▶ Instructions for the task
Pull out every line of the entries below that contains the string "TradingView". Match case exactly.

▶ Extracted entries
++++++++

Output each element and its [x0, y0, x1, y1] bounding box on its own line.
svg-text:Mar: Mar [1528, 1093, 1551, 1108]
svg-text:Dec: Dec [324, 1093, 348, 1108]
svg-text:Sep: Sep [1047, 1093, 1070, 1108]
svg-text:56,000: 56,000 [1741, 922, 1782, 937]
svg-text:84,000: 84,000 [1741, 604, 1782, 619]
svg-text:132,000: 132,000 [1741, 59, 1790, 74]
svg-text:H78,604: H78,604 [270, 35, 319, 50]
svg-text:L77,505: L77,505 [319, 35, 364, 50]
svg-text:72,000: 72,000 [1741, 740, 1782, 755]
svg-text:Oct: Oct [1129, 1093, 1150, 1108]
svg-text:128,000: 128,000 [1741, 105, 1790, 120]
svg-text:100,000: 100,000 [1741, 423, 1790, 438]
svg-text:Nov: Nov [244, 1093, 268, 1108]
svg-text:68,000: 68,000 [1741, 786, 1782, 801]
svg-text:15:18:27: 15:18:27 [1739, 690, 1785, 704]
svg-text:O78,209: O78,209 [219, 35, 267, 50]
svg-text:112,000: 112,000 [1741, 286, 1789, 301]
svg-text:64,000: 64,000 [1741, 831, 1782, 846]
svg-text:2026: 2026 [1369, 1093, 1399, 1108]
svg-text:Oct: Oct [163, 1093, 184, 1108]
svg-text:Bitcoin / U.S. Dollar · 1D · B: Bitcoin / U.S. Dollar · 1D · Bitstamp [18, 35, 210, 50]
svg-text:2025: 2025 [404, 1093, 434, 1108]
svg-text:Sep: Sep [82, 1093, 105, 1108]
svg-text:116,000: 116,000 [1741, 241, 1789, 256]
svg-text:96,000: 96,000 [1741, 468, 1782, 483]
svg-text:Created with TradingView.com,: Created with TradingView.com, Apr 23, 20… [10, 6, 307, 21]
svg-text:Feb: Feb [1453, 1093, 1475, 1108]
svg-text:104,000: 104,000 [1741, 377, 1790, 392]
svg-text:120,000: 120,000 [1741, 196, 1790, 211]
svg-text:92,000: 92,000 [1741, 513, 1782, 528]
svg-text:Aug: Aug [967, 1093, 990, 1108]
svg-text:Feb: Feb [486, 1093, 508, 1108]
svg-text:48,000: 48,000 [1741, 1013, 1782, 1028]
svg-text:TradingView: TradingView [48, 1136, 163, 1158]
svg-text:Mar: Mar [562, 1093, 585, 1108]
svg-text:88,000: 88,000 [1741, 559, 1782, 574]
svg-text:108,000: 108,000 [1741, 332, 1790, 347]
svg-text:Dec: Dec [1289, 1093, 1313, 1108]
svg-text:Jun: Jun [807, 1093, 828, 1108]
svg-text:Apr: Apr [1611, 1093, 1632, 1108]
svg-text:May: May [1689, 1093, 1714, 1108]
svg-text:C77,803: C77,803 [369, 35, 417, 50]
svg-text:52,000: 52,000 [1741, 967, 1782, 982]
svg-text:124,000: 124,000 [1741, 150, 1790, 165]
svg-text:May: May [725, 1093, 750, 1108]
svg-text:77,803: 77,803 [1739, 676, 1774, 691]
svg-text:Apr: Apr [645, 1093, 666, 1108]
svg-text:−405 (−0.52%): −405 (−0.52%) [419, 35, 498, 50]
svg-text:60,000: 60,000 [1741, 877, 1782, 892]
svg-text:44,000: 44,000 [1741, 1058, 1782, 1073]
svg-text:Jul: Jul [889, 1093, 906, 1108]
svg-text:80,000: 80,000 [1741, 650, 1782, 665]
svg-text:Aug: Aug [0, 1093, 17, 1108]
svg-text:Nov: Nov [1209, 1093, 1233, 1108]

++++++++

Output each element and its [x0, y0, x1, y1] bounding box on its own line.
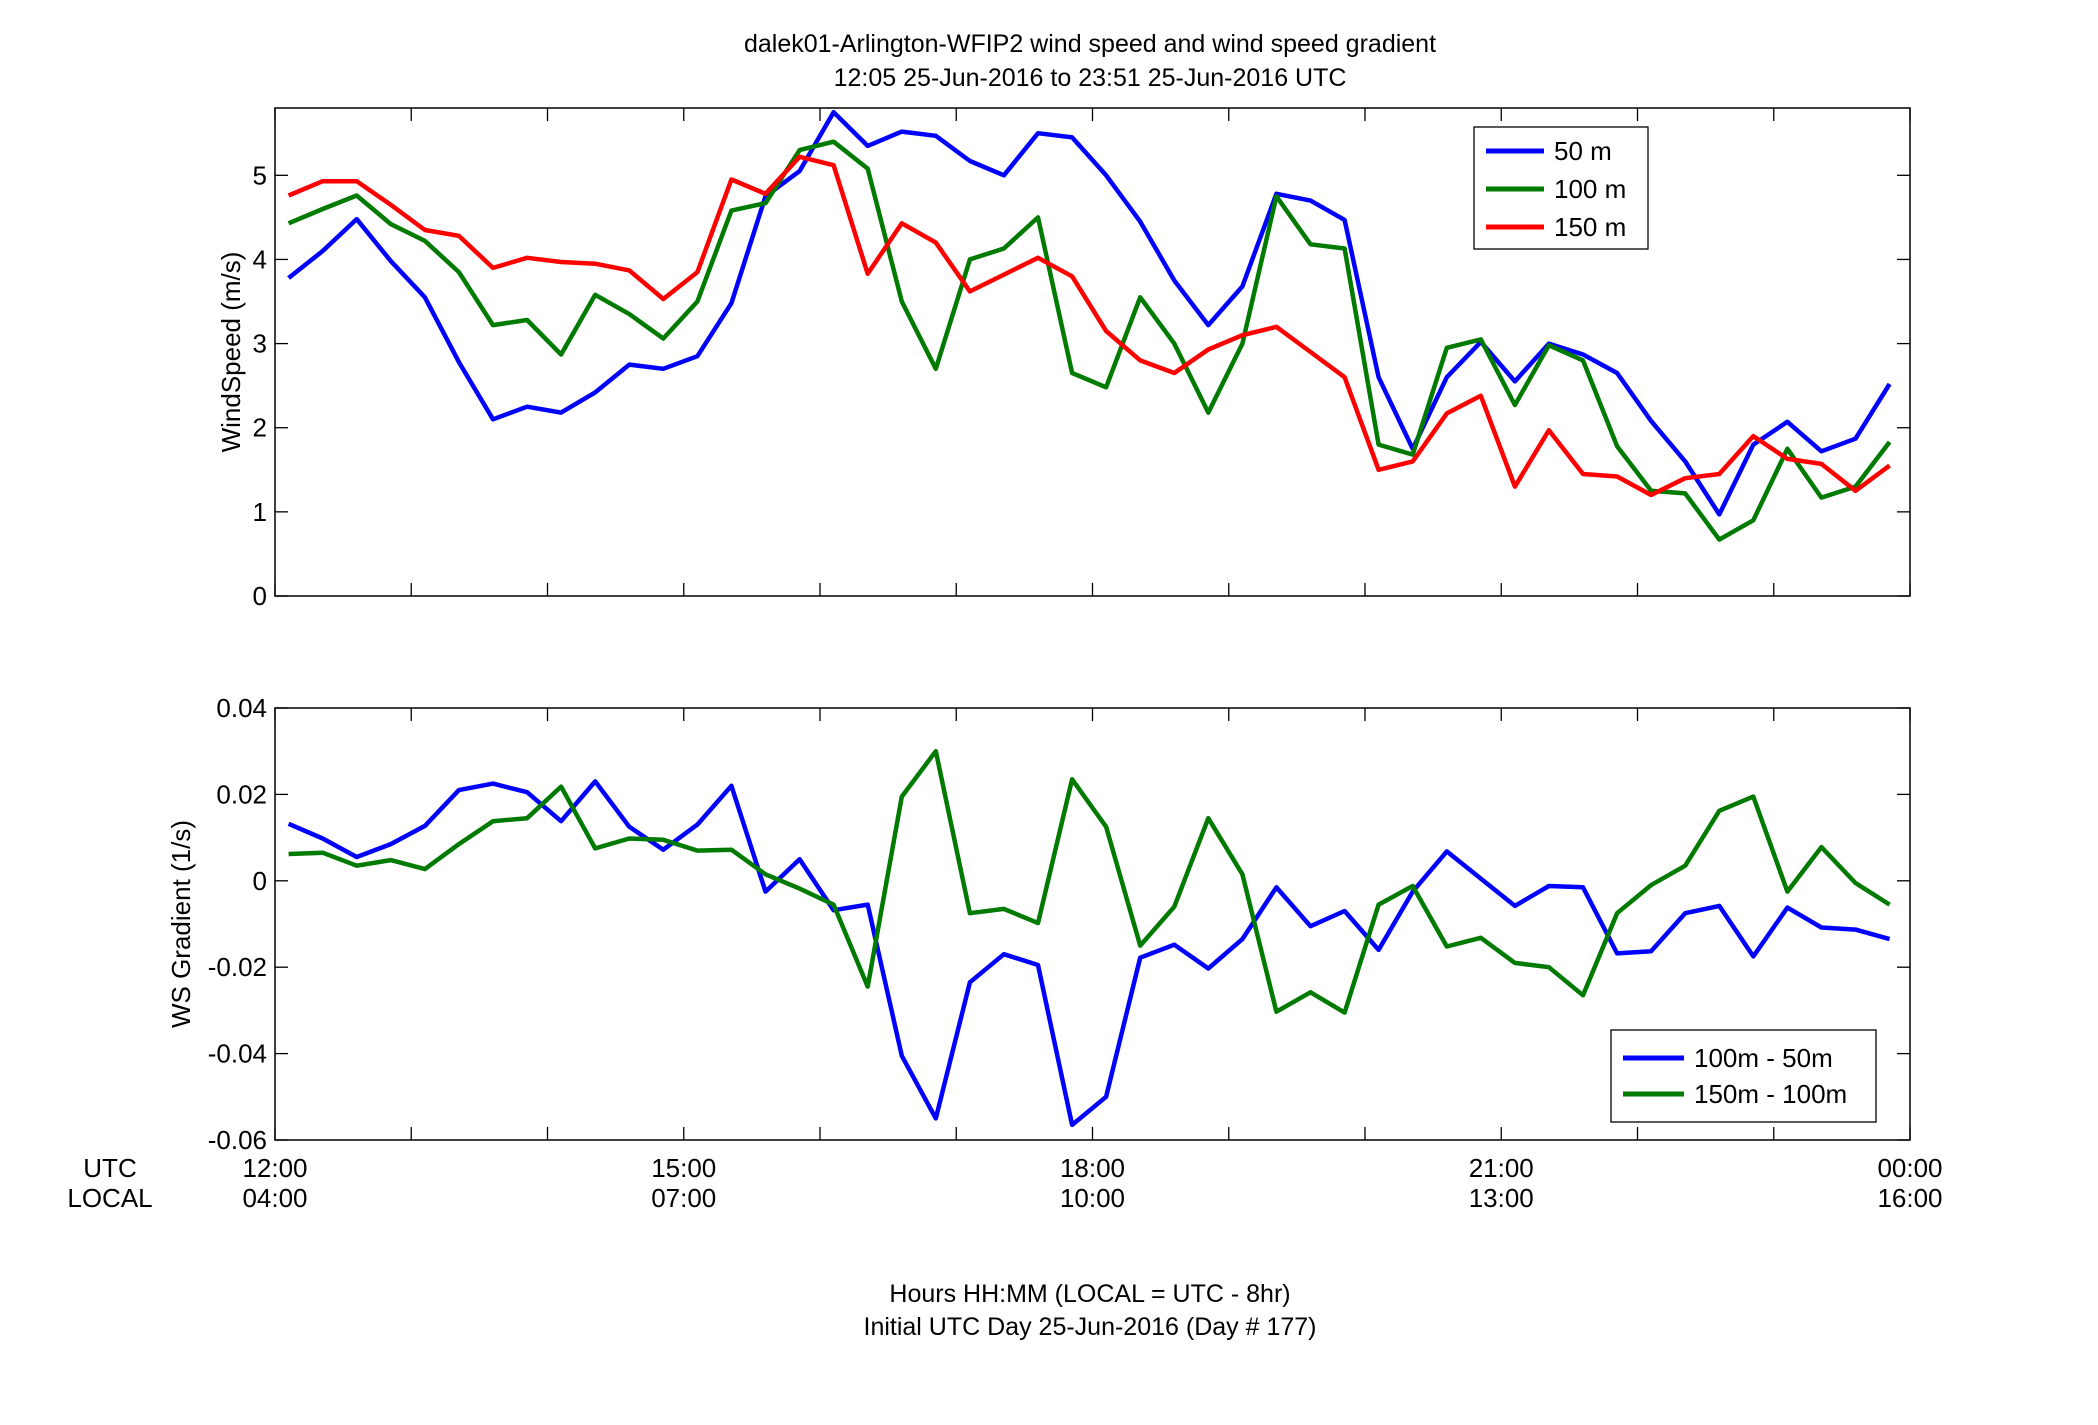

++++++++

▶ The output
svg-text:Created with TradingView.com,: Created with TradingView.com, Apr 23, 20… [10, 6, 307, 21]
svg-text:TradingView: TradingView [48, 1136, 163, 1158]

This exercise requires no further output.